── PROVIDED ENTRIES ──

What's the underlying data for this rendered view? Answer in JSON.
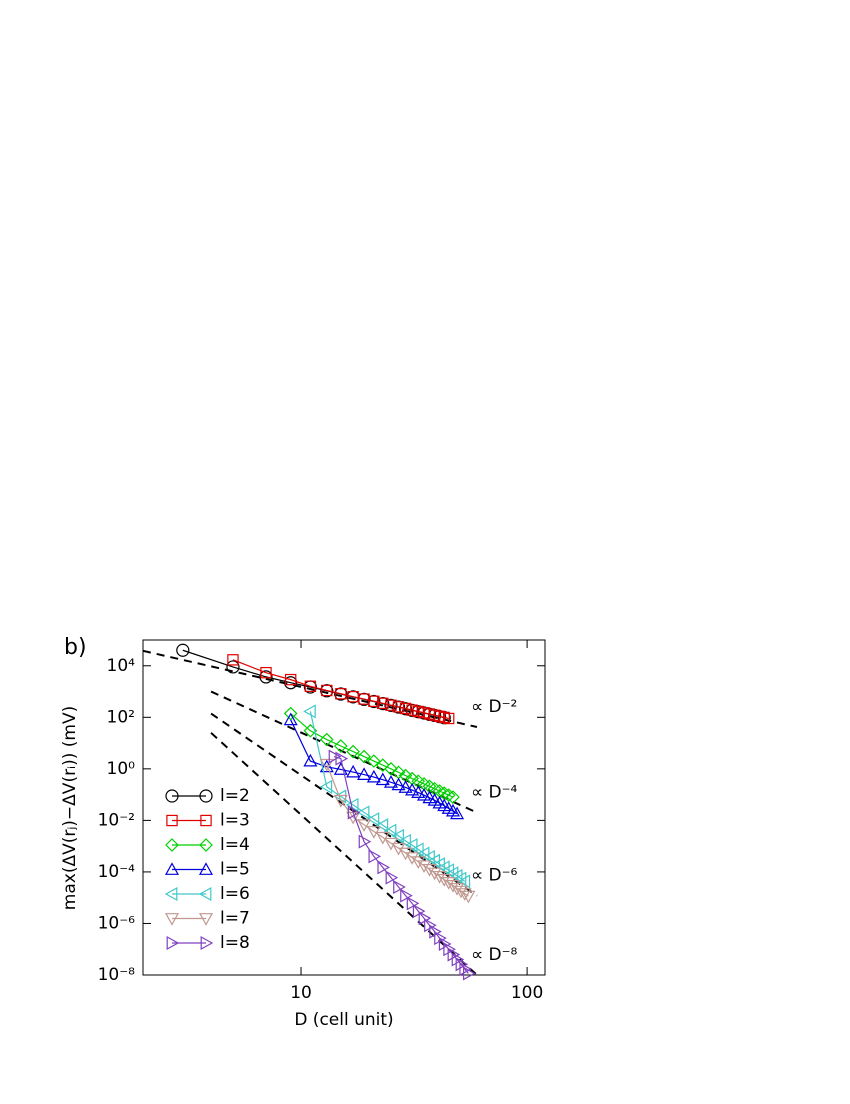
{
  "chart_data": {
    "type": "line",
    "panel_label": "b)",
    "x_label": "D   (cell unit)",
    "y_label": "max(ΔV(rⱼ)−ΔV(rᵢ))  (mV)",
    "xscale": "log",
    "yscale": "log",
    "xlim": [
      2,
      120
    ],
    "ylim": [
      1e-08,
      100000
    ],
    "xticks": [
      10,
      100
    ],
    "yticks": [
      {
        "value": 1e-08,
        "label": "10⁻⁸"
      },
      {
        "value": 1e-06,
        "label": "10⁻⁶"
      },
      {
        "value": 0.0001,
        "label": "10⁻⁴"
      },
      {
        "value": 0.01,
        "label": "10⁻²"
      },
      {
        "value": 1,
        "label": "10⁰"
      },
      {
        "value": 100,
        "label": "10²"
      },
      {
        "value": 10000,
        "label": "10⁴"
      }
    ],
    "legend": "left",
    "series": [
      {
        "name": "l=2",
        "color": "#000000",
        "marker": "circle",
        "x": [
          3,
          5,
          7,
          9,
          11,
          13,
          15,
          17,
          19,
          21,
          23,
          25,
          27,
          29,
          31,
          33,
          35,
          37,
          39,
          41,
          43
        ],
        "values": [
          40000,
          9000,
          3700,
          2200,
          1500,
          1070,
          800,
          620,
          500,
          410,
          340,
          290,
          250,
          215,
          187,
          165,
          147,
          131,
          118,
          107,
          97
        ]
      },
      {
        "name": "l=3",
        "color": "#e00000",
        "marker": "square",
        "x": [
          5,
          7,
          9,
          11,
          13,
          15,
          17,
          19,
          21,
          23,
          25,
          27,
          29,
          31,
          33,
          35,
          37,
          39,
          41,
          43,
          45
        ],
        "values": [
          17000,
          5400,
          2900,
          1600,
          1100,
          820,
          630,
          510,
          420,
          350,
          295,
          255,
          220,
          190,
          168,
          150,
          134,
          120,
          109,
          99,
          90
        ]
      },
      {
        "name": "l=4",
        "color": "#00d000",
        "marker": "diamond",
        "x": [
          9,
          11,
          13,
          15,
          17,
          19,
          21,
          23,
          25,
          27,
          29,
          31,
          33,
          35,
          37,
          39,
          41,
          43,
          45,
          47
        ],
        "values": [
          140,
          30,
          13.7,
          7.7,
          4.67,
          2.99,
          2.0,
          1.39,
          1.0,
          0.73,
          0.55,
          0.42,
          0.33,
          0.26,
          0.21,
          0.169,
          0.138,
          0.114,
          0.095,
          0.08
        ]
      },
      {
        "name": "l=5",
        "color": "#0000e0",
        "marker": "triangle-up",
        "x": [
          9,
          11,
          13,
          15,
          17,
          19,
          21,
          23,
          25,
          27,
          29,
          31,
          33,
          35,
          37,
          39,
          41,
          43,
          45,
          47,
          49
        ],
        "values": [
          80,
          2.0,
          1.2,
          0.95,
          0.75,
          0.6,
          0.48,
          0.38,
          0.3,
          0.24,
          0.19,
          0.15,
          0.12,
          0.095,
          0.075,
          0.06,
          0.047,
          0.037,
          0.029,
          0.023,
          0.018
        ]
      },
      {
        "name": "l=6",
        "color": "#40c8c8",
        "marker": "triangle-left",
        "x": [
          11,
          13,
          15,
          17,
          19,
          21,
          23,
          25,
          27,
          29,
          31,
          33,
          35,
          37,
          39,
          41,
          43,
          45,
          47,
          49,
          51,
          53
        ],
        "values": [
          170,
          0.2,
          0.085,
          0.04,
          0.0205,
          0.0112,
          0.0065,
          0.004,
          0.0025,
          0.0016,
          0.0011,
          0.00075,
          0.00052,
          0.00038,
          0.00027,
          0.0002,
          0.00015,
          0.000116,
          8.9e-05,
          7e-05,
          5.5e-05,
          4.3e-05
        ]
      },
      {
        "name": "l=7",
        "color": "#c09890",
        "marker": "triangle-down",
        "x": [
          13,
          15,
          17,
          19,
          21,
          23,
          25,
          27,
          29,
          31,
          33,
          35,
          37,
          39,
          41,
          43,
          45,
          47,
          49,
          51,
          53,
          55
        ],
        "values": [
          1.5,
          0.06,
          0.0133,
          0.0068,
          0.0037,
          0.0022,
          0.0013,
          0.00083,
          0.00054,
          0.00036,
          0.00025,
          0.000174,
          0.000125,
          9.1e-05,
          6.7e-05,
          5.1e-05,
          3.9e-05,
          3e-05,
          2.3e-05,
          1.8e-05,
          1.44e-05,
          1.15e-05
        ]
      },
      {
        "name": "l=8",
        "color": "#8040c0",
        "marker": "triangle-right",
        "x": [
          14,
          15,
          17,
          19,
          21,
          23,
          25,
          27,
          29,
          31,
          33,
          35,
          37,
          39,
          41,
          43,
          45,
          47,
          49,
          51,
          53,
          55
        ],
        "values": [
          3,
          2.5,
          0.02,
          0.0015,
          0.0004,
          0.00015,
          6e-05,
          2.6e-05,
          1.2e-05,
          6e-06,
          3e-06,
          1.6e-06,
          8.5e-07,
          4.8e-07,
          2.7e-07,
          1.6e-07,
          1e-07,
          6.2e-08,
          4e-08,
          2.6e-08,
          1.7e-08,
          1.15e-08
        ]
      }
    ],
    "reference_lines": [
      {
        "label": "∝ D⁻²",
        "x": [
          2,
          60
        ],
        "values": [
          38000,
          42
        ]
      },
      {
        "label": "∝ D⁻⁴",
        "x": [
          4,
          60
        ],
        "values": [
          1000,
          0.02
        ]
      },
      {
        "label": "∝ D⁻⁶",
        "x": [
          4,
          60
        ],
        "values": [
          140,
          1.2e-05
        ]
      },
      {
        "label": "∝ D⁻⁸",
        "x": [
          4,
          60
        ],
        "values": [
          25,
          1e-08
        ]
      }
    ]
  }
}
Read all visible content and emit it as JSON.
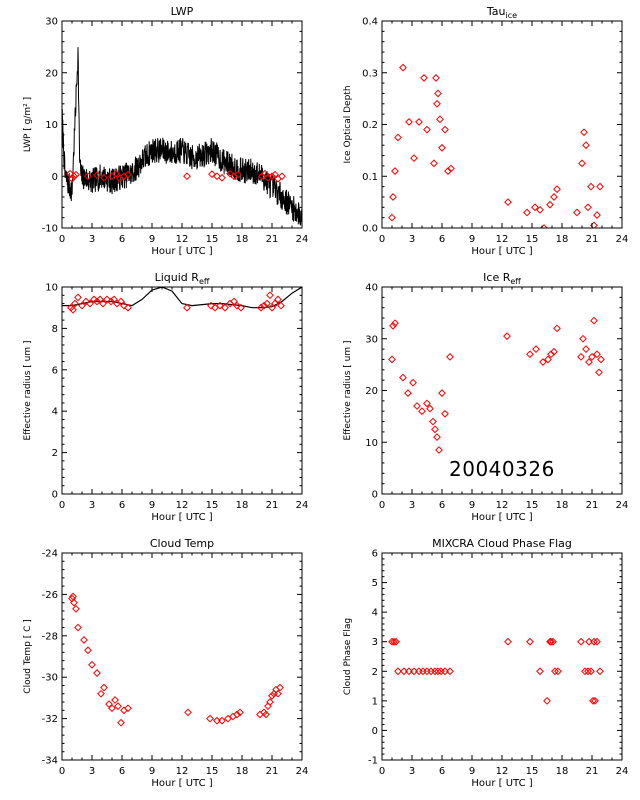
{
  "colors": {
    "axis": "#000000",
    "series": "#ff0000",
    "line": "#000000",
    "background": "#ffffff"
  },
  "date_label": "20040326",
  "chart_data": [
    {
      "type": "line",
      "title": "LWP",
      "title_sub": "",
      "xlabel": "Hour [ UTC ]",
      "ylabel": "LWP [ g/m² ]",
      "xlim": [
        0,
        24
      ],
      "ylim": [
        -10,
        30
      ],
      "xticks": [
        0,
        3,
        6,
        9,
        12,
        15,
        18,
        21,
        24
      ],
      "yticks": [
        -10,
        0,
        10,
        20,
        30
      ],
      "ytick_labels": [
        "-10",
        "0",
        "10",
        "20",
        "30"
      ],
      "grid": false,
      "noisy_series": {
        "name": "",
        "color": "#000000",
        "x": [
          0,
          0.3,
          1,
          1.6,
          1.75,
          1.9,
          3,
          4,
          5,
          6,
          7,
          8,
          9,
          10,
          11,
          12,
          13,
          14,
          15,
          16,
          17,
          18,
          19,
          20,
          21,
          22,
          23,
          24
        ],
        "y": [
          12,
          0,
          -3,
          24,
          4,
          0,
          -1,
          0,
          -1,
          0,
          0.5,
          3,
          5,
          5,
          4.5,
          5,
          3.5,
          4,
          5,
          3,
          2,
          1,
          1,
          0,
          -2,
          -4,
          -6,
          -8
        ],
        "noise": 2.5
      },
      "markers": {
        "name": "",
        "color": "#ff0000",
        "x": [
          0.8,
          1.0,
          1.2,
          1.4,
          2.6,
          3.5,
          4.2,
          5.0,
          5.4,
          5.8,
          6.2,
          6.6,
          12.5,
          15.0,
          15.5,
          16.0,
          16.8,
          17.2,
          17.6,
          20.0,
          20.3,
          20.6,
          21.0,
          21.3,
          21.6,
          22.0
        ],
        "y": [
          0.5,
          -0.5,
          0,
          0.3,
          0,
          0.2,
          -0.3,
          0,
          0.5,
          -0.4,
          0,
          0.3,
          0,
          0.4,
          0,
          -0.3,
          0.5,
          0,
          0.3,
          0,
          0.5,
          -0.3,
          0,
          0.3,
          -0.5,
          0
        ]
      }
    },
    {
      "type": "scatter",
      "title": "Tau",
      "title_sub": "ice",
      "xlabel": "Hour [ UTC ]",
      "ylabel": "Ice Optical Depth",
      "xlim": [
        0,
        24
      ],
      "ylim": [
        0,
        0.4
      ],
      "xticks": [
        0,
        3,
        6,
        9,
        12,
        15,
        18,
        21,
        24
      ],
      "yticks": [
        0,
        0.1,
        0.2,
        0.3,
        0.4
      ],
      "ytick_labels": [
        "0.0",
        "0.1",
        "0.2",
        "0.3",
        "0.4"
      ],
      "grid": false,
      "series": [
        {
          "name": "",
          "color": "#ff0000",
          "x": [
            1.0,
            1.1,
            1.3,
            1.6,
            2.1,
            2.7,
            3.2,
            3.7,
            4.2,
            4.5,
            5.2,
            5.4,
            5.5,
            5.6,
            5.8,
            6.0,
            6.3,
            6.6,
            6.9,
            12.6,
            14.5,
            15.3,
            15.8,
            16.2,
            16.8,
            17.2,
            17.5,
            19.5,
            20.0,
            20.2,
            20.4,
            20.6,
            20.9,
            21.2,
            21.5,
            21.8
          ],
          "y": [
            0.02,
            0.06,
            0.11,
            0.175,
            0.31,
            0.205,
            0.135,
            0.205,
            0.29,
            0.19,
            0.125,
            0.29,
            0.24,
            0.26,
            0.21,
            0.155,
            0.19,
            0.11,
            0.115,
            0.05,
            0.03,
            0.04,
            0.035,
            0.0,
            0.045,
            0.06,
            0.075,
            0.03,
            0.125,
            0.185,
            0.16,
            0.04,
            0.08,
            0.005,
            0.025,
            0.08
          ]
        }
      ]
    },
    {
      "type": "scatter",
      "title": "Liquid R",
      "title_sub": "eff",
      "xlabel": "Hour [ UTC ]",
      "ylabel": "Effective radius [ um ]",
      "xlim": [
        0,
        24
      ],
      "ylim": [
        0,
        10
      ],
      "xticks": [
        0,
        3,
        6,
        9,
        12,
        15,
        18,
        21,
        24
      ],
      "yticks": [
        0,
        2,
        4,
        6,
        8,
        10
      ],
      "ytick_labels": [
        "0",
        "2",
        "4",
        "6",
        "8",
        "10"
      ],
      "grid": false,
      "curve": {
        "name": "",
        "color": "#000000",
        "x": [
          0,
          1,
          2,
          3,
          4,
          5,
          6,
          7,
          8,
          9,
          10,
          11,
          12,
          13,
          14,
          15,
          16,
          17,
          18,
          19,
          20,
          21,
          22,
          23,
          24
        ],
        "y": [
          9.1,
          9.1,
          9.2,
          9.3,
          9.3,
          9.3,
          9.2,
          9.1,
          9.4,
          9.85,
          10.0,
          9.8,
          9.2,
          9.1,
          9.15,
          9.2,
          9.2,
          9.15,
          9.1,
          9.0,
          9.0,
          9.05,
          9.3,
          9.7,
          10.0
        ]
      },
      "series": [
        {
          "name": "",
          "color": "#ff0000",
          "x": [
            0.9,
            1.1,
            1.3,
            1.6,
            2.0,
            2.4,
            2.8,
            3.2,
            3.5,
            3.8,
            4.1,
            4.5,
            4.9,
            5.2,
            5.5,
            5.9,
            6.2,
            6.6,
            12.5,
            14.9,
            15.3,
            15.8,
            16.3,
            16.8,
            17.2,
            17.5,
            17.9,
            19.9,
            20.2,
            20.5,
            20.8,
            21.0,
            21.3,
            21.6,
            21.9
          ],
          "y": [
            9.0,
            8.9,
            9.2,
            9.5,
            9.1,
            9.3,
            9.2,
            9.4,
            9.3,
            9.4,
            9.2,
            9.4,
            9.3,
            9.4,
            9.2,
            9.3,
            9.1,
            9.0,
            9.0,
            9.1,
            9.0,
            9.1,
            9.0,
            9.2,
            9.3,
            9.1,
            9.0,
            9.0,
            9.1,
            9.2,
            9.6,
            9.0,
            9.2,
            9.4,
            9.1
          ]
        }
      ]
    },
    {
      "type": "scatter",
      "title": "Ice R",
      "title_sub": "eff",
      "xlabel": "Hour [ UTC ]",
      "ylabel": "Effective radius [ um ]",
      "xlim": [
        0,
        24
      ],
      "ylim": [
        0,
        40
      ],
      "xticks": [
        0,
        3,
        6,
        9,
        12,
        15,
        18,
        21,
        24
      ],
      "yticks": [
        0,
        10,
        20,
        30,
        40
      ],
      "ytick_labels": [
        "0",
        "10",
        "20",
        "30",
        "40"
      ],
      "grid": false,
      "annotation": "20040326",
      "series": [
        {
          "name": "",
          "color": "#ff0000",
          "x": [
            1.0,
            1.1,
            1.3,
            2.1,
            2.6,
            3.1,
            3.5,
            4.0,
            4.5,
            4.8,
            5.1,
            5.3,
            5.5,
            5.7,
            6.0,
            6.3,
            6.8,
            12.5,
            14.8,
            15.4,
            16.1,
            16.6,
            16.9,
            17.2,
            17.5,
            19.9,
            20.1,
            20.4,
            20.7,
            21.0,
            21.2,
            21.5,
            21.7,
            21.9
          ],
          "y": [
            26,
            32.5,
            33,
            22.5,
            19.5,
            21.5,
            17,
            16,
            17.5,
            16.5,
            14,
            12.5,
            11,
            8.5,
            19.5,
            15.5,
            26.5,
            30.5,
            27,
            28,
            25.5,
            26,
            27,
            27.5,
            32,
            26.5,
            30,
            28,
            25.5,
            26.5,
            33.5,
            27,
            23.5,
            26
          ]
        }
      ]
    },
    {
      "type": "scatter",
      "title": "Cloud Temp",
      "title_sub": "",
      "xlabel": "Hour [ UTC ]",
      "ylabel": "Cloud Temp [ C ]",
      "xlim": [
        0,
        24
      ],
      "ylim": [
        -34,
        -24
      ],
      "xticks": [
        0,
        3,
        6,
        9,
        12,
        15,
        18,
        21,
        24
      ],
      "yticks": [
        -34,
        -32,
        -30,
        -28,
        -26,
        -24
      ],
      "ytick_labels": [
        "-34",
        "-32",
        "-30",
        "-28",
        "-26",
        "-24"
      ],
      "grid": false,
      "series": [
        {
          "name": "",
          "color": "#ff0000",
          "x": [
            1.0,
            1.1,
            1.2,
            1.4,
            1.6,
            2.2,
            2.6,
            3.0,
            3.5,
            3.9,
            4.2,
            4.7,
            5.0,
            5.3,
            5.6,
            5.9,
            6.2,
            6.6,
            12.6,
            14.8,
            15.5,
            16.0,
            16.6,
            17.1,
            17.5,
            17.8,
            19.8,
            20.2,
            20.4,
            20.6,
            20.8,
            21.0,
            21.2,
            21.4,
            21.6,
            21.8
          ],
          "y": [
            -26.2,
            -26.1,
            -26.4,
            -26.7,
            -27.6,
            -28.2,
            -28.7,
            -29.4,
            -29.8,
            -30.8,
            -30.5,
            -31.3,
            -31.5,
            -31.1,
            -31.4,
            -32.2,
            -31.6,
            -31.5,
            -31.7,
            -32.0,
            -32.1,
            -32.1,
            -32.0,
            -31.9,
            -31.8,
            -31.7,
            -31.8,
            -31.7,
            -31.8,
            -31.4,
            -31.2,
            -30.9,
            -30.8,
            -30.6,
            -30.8,
            -30.5
          ]
        }
      ]
    },
    {
      "type": "scatter",
      "title": "MIXCRA Cloud Phase Flag",
      "title_sub": "",
      "xlabel": "Hour [ UTC ]",
      "ylabel": "Cloud Phase Flag",
      "xlim": [
        0,
        24
      ],
      "ylim": [
        -1,
        6
      ],
      "xticks": [
        0,
        3,
        6,
        9,
        12,
        15,
        18,
        21,
        24
      ],
      "yticks": [
        -1,
        0,
        1,
        2,
        3,
        4,
        5,
        6
      ],
      "ytick_labels": [
        "-1",
        "0",
        "1",
        "2",
        "3",
        "4",
        "5",
        "6"
      ],
      "grid": false,
      "series": [
        {
          "name": "",
          "color": "#ff0000",
          "x": [
            1.0,
            1.2,
            1.4,
            1.6,
            2.2,
            2.7,
            3.2,
            3.7,
            4.1,
            4.5,
            4.9,
            5.3,
            5.6,
            5.9,
            6.3,
            6.8,
            12.6,
            14.8,
            15.8,
            16.5,
            16.8,
            16.9,
            17.1,
            17.3,
            17.6,
            19.9,
            20.3,
            20.6,
            20.7,
            20.9,
            21.1,
            21.2,
            21.3,
            21.5,
            21.8
          ],
          "y": [
            3,
            3,
            3,
            2,
            2,
            2,
            2,
            2,
            2,
            2,
            2,
            2,
            2,
            2,
            2,
            2,
            3,
            3,
            2,
            1,
            3,
            3,
            3,
            2,
            2,
            3,
            2,
            2,
            3,
            2,
            1,
            3,
            1,
            3,
            2
          ]
        }
      ]
    }
  ]
}
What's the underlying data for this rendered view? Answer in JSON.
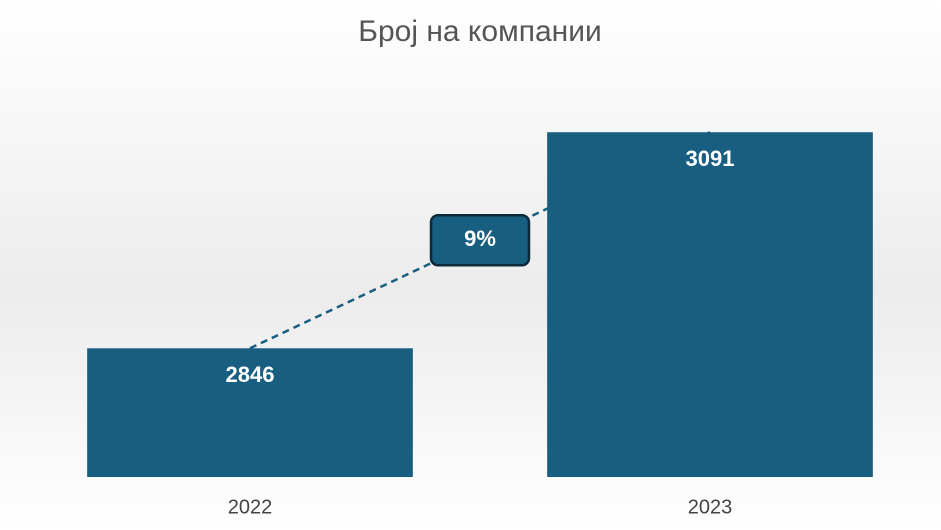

───

▶ [WHAT YOU SHOULD DO]:
Show the lines of the data that hold the word "triangle".

▶ [EXERCISE OUTPUT]:
        "marker": "triangle-up",
        "marker": "triangle-left",
        "marker": "triangle-down",
        "marker": "triangle-right",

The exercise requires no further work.